## [RECORDS SHOWN]
#####
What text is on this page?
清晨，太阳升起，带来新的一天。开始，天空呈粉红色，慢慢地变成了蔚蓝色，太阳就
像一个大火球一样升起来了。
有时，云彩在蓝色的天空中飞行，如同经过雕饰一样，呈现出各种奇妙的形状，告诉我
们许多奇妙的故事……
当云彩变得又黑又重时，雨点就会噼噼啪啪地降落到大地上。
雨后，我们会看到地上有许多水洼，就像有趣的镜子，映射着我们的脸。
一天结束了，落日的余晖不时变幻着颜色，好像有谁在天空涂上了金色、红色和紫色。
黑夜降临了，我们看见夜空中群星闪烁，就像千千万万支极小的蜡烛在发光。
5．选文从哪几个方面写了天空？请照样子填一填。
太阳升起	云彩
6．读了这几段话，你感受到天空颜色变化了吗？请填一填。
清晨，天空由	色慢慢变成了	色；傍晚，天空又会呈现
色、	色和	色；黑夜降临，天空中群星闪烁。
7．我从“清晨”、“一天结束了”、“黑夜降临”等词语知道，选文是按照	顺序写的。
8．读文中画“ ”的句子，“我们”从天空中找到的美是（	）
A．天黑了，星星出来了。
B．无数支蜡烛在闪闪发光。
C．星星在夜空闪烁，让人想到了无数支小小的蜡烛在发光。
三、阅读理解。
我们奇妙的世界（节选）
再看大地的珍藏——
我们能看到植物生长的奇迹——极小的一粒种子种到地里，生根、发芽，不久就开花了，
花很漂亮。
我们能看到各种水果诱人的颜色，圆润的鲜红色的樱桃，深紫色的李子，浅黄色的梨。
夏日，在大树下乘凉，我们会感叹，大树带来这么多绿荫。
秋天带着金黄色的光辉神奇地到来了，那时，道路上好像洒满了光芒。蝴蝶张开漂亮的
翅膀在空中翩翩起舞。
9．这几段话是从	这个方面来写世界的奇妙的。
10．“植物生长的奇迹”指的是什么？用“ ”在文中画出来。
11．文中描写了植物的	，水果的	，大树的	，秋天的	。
#####
## [PROBLEM]
Give a word-for-word copy of the records.

## [COMPLETE OUTPUT]
What text is on this page?
清晨，太阳升起，带来新的一天。开始，天空呈粉红色，慢慢地变成了蔚蓝色，太阳就
像一个大火球一样升起来了。
有时，云彩在蓝色的天空中飞行，如同经过雕饰一样，呈现出各种奇妙的形状，告诉我
们许多奇妙的故事……
当云彩变得又黑又重时，雨点就会噼噼啪啪地降落到大地上。
雨后，我们会看到地上有许多水洼，就像有趣的镜子，映射着我们的脸。
一天结束了，落日的余晖不时变幻着颜色，好像有谁在天空涂上了金色、红色和紫色。
黑夜降临了，我们看见夜空中群星闪烁，就像千千万万支极小的蜡烛在发光。
5．选文从哪几个方面写了天空？请照样子填一填。
太阳升起	云彩
6．读了这几段话，你感受到天空颜色变化了吗？请填一填。
清晨，天空由	色慢慢变成了	色；傍晚，天空又会呈现
色、	色和	色；黑夜降临，天空中群星闪烁。
7．我从“清晨”、“一天结束了”、“黑夜降临”等词语知道，选文是按照	顺序写的。
8．读文中画“ ”的句子，“我们”从天空中找到的美是（	）
A．天黑了，星星出来了。
B．无数支蜡烛在闪闪发光。
C．星星在夜空闪烁，让人想到了无数支小小的蜡烛在发光。
三、阅读理解。
我们奇妙的世界（节选）
再看大地的珍藏——
我们能看到植物生长的奇迹——极小的一粒种子种到地里，生根、发芽，不久就开花了，
花很漂亮。
我们能看到各种水果诱人的颜色，圆润的鲜红色的樱桃，深紫色的李子，浅黄色的梨。
夏日，在大树下乘凉，我们会感叹，大树带来这么多绿荫。
秋天带着金黄色的光辉神奇地到来了，那时，道路上好像洒满了光芒。蝴蝶张开漂亮的
翅膀在空中翩翩起舞。
9．这几段话是从	这个方面来写世界的奇妙的。
10．“植物生长的奇迹”指的是什么？用“ ”在文中画出来。
11．文中描写了植物的	，水果的	，大树的	，秋天的	。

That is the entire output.